Co przygotować » Wypisz dokładnie fragment tekstu o trzeciej dawce szczepionki przeciw COVID-19 od słów „Zobacz także: Prezydent” do słów „trzecią dawkę preparatu.”.

Wybrany fragment »

########

Trzecia dawka szczepionki coraz bliżej? Pfizer naciska
Amerykańska Agencja ds. Żywności i Leków (FDA) zareagowała po raz pierwszy publicznie na argumenty Pfizera o konieczności stosowania dodatkowej, trzeciej dawki szczepionki przeciw COVID-19. Decyzja w tej sprawie to prawdopodobnie kwestia najbliższych dni.
Doradcza komisja ekspertów FDA poddała analizie dokument przedstawiony przez Pfizera. Eksperci prawdopodobnie już w najbliższy piątek podejmą decyzję, czy zarekomendować postulat firmy, która namawia do stosowania dodatkowej dawki szczepionki.
Organy regulacyjne FDA podkreśliły, że na ich postępowanie i ewentualne zalecenia ma wpływ stopniowa utrata odporności u już zaszczepionych osób w kontekście pojawiających się nowych wariantów koronawirusa.
Agencja przyznała jednak, że pojawiają się rozbieżności w ocenie, co do potrzeby stosowania trzeciej wzmacniające dawki (booster), między naukowcami a czołowymi urzędnikami ds. zdrowia w administracji prezydenta Joe Bidena. Zaczęli oni już bowiem planować szeroką kampanię w sprawie trzeciej dawki szczepionki.
Zobacz także: Prezydent Duda o szczepieniach przeciw COVID-19. Krytyczny głos byłego szefa GIS
Trzecia dawka szczepionki? Badania
Pfizer - jak relacjonują amerykańskie media - przedstawił również dokumenty, które obrazują wyniki odporności u osób, które dostały trzecią dawkę preparatu.
"Analizowano reakcje około 300 dorosłych, którzy otrzymali dodatkowy zastrzyk w sześć miesięcy po drugiej dawce. Dane wskazują na zwiększoną reakcję odpornościową u uczestników badania" - wyjaśnia dziennik "New York Times".
Gazeta informuje ponadto, że nie stwierdzono żadnych poważnych zastrzeżeń dotyczących bezpieczeństwa wiążących się z uzupełniającym zastrzykiem.
W oddzielnej informacji Pfizer przekonuje z kolei, że w miesiąc po doszczepieniu poziom przeciwciał przeciwko wariantowi Delta był od pięciu do siedmiu razy wyższy, niż w miesiąc po drugiej dawce. Firma powtórzyła również wcześniejsze informacje, że w sześć miesięcy po drugim zastrzyku skuteczność jej szczepionki spadła z ok. 96 do ok. 84 proc., a wpływ na to mają nowe mutacje.

########

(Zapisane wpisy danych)
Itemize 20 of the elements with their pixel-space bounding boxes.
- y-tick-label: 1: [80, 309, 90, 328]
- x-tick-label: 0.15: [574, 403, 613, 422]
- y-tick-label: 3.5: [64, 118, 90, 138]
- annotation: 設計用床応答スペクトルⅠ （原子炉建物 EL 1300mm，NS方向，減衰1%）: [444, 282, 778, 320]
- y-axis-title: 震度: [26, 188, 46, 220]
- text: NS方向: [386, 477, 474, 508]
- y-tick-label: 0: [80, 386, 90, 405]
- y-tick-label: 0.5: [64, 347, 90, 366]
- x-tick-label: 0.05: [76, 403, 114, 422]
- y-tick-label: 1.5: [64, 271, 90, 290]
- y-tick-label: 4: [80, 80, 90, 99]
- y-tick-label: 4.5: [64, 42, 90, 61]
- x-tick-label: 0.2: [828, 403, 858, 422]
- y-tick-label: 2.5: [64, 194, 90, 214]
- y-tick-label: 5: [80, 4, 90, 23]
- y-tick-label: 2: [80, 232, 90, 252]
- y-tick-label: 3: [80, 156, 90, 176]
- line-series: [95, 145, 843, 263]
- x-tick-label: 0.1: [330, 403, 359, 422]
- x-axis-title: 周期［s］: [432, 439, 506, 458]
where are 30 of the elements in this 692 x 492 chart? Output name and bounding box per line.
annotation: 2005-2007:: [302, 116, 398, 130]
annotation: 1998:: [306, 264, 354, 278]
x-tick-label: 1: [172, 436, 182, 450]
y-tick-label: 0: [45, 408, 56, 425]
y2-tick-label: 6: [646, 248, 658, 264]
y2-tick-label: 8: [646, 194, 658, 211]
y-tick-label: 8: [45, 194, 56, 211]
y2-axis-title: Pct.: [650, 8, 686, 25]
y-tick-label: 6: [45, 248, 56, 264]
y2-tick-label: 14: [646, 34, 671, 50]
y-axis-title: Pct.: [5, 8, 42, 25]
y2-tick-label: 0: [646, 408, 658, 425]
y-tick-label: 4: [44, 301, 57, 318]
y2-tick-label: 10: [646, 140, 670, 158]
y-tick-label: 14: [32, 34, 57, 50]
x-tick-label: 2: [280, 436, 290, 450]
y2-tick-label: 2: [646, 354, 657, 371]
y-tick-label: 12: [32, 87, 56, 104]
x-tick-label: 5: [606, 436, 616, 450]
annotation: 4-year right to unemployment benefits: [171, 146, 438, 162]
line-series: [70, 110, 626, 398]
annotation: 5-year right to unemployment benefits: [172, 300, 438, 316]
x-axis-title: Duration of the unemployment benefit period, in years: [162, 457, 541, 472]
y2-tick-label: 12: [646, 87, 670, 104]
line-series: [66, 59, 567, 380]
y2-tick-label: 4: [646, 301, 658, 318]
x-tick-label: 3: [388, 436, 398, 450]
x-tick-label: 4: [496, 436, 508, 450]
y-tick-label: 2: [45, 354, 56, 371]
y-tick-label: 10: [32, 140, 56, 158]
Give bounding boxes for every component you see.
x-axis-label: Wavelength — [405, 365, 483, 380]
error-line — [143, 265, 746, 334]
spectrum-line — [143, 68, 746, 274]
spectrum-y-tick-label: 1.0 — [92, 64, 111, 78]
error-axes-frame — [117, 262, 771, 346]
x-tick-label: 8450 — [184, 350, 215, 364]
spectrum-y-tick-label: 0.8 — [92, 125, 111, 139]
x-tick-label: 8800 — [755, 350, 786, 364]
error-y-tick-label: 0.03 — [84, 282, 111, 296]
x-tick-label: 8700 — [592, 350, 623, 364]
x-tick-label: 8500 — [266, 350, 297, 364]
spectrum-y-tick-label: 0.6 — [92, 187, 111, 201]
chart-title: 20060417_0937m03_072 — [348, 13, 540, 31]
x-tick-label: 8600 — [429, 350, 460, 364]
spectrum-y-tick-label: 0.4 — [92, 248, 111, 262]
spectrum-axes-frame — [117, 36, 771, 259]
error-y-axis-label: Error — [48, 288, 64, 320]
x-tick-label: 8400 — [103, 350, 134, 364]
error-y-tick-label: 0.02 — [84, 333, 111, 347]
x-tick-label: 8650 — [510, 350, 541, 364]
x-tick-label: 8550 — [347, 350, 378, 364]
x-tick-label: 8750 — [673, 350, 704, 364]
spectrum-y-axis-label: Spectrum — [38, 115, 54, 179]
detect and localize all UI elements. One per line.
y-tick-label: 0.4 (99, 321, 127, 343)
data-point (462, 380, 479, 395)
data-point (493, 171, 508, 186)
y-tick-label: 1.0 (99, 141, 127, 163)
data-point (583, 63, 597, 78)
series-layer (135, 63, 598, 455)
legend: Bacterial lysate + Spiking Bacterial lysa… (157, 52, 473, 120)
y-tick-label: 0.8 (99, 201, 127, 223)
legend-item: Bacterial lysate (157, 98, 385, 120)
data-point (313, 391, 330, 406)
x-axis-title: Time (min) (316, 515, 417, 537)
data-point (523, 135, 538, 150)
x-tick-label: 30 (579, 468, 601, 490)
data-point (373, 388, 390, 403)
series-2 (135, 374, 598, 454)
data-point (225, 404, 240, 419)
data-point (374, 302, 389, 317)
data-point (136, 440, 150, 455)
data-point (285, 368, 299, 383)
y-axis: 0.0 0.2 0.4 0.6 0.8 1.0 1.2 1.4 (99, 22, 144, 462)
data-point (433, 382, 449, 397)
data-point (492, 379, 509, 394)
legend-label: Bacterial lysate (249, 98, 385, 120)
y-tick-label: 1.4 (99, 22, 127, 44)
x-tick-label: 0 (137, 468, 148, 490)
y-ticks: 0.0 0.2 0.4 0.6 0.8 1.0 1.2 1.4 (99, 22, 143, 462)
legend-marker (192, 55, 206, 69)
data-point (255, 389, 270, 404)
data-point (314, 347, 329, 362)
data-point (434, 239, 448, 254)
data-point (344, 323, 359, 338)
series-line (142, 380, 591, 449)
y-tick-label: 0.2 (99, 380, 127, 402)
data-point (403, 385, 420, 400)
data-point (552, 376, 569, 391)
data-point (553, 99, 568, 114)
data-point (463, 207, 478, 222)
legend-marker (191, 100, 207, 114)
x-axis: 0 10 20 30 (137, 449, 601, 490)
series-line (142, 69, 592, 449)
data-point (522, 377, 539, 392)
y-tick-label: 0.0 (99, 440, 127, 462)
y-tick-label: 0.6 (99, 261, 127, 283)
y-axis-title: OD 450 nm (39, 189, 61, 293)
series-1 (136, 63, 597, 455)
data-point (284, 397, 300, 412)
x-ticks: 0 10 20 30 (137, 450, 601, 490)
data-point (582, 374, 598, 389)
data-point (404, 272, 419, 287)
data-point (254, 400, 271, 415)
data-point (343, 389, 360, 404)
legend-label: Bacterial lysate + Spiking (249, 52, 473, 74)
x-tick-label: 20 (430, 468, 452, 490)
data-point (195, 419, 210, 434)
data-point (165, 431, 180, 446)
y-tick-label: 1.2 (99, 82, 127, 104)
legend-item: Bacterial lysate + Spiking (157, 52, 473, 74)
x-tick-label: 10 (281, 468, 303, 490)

########

Odpowiedź pisemna »
Zobacz także: Prezydent Duda o szczepieniach przeciw COVID-19. Krytyczny głos byłego szefa GIS
Trzecia dawka szczepionki? Badania
Pfizer - jak relacjonują amerykańskie media - przedstawił również dokumenty, które obrazują wyniki odporności u osób, które dostały trzecią dawkę preparatu.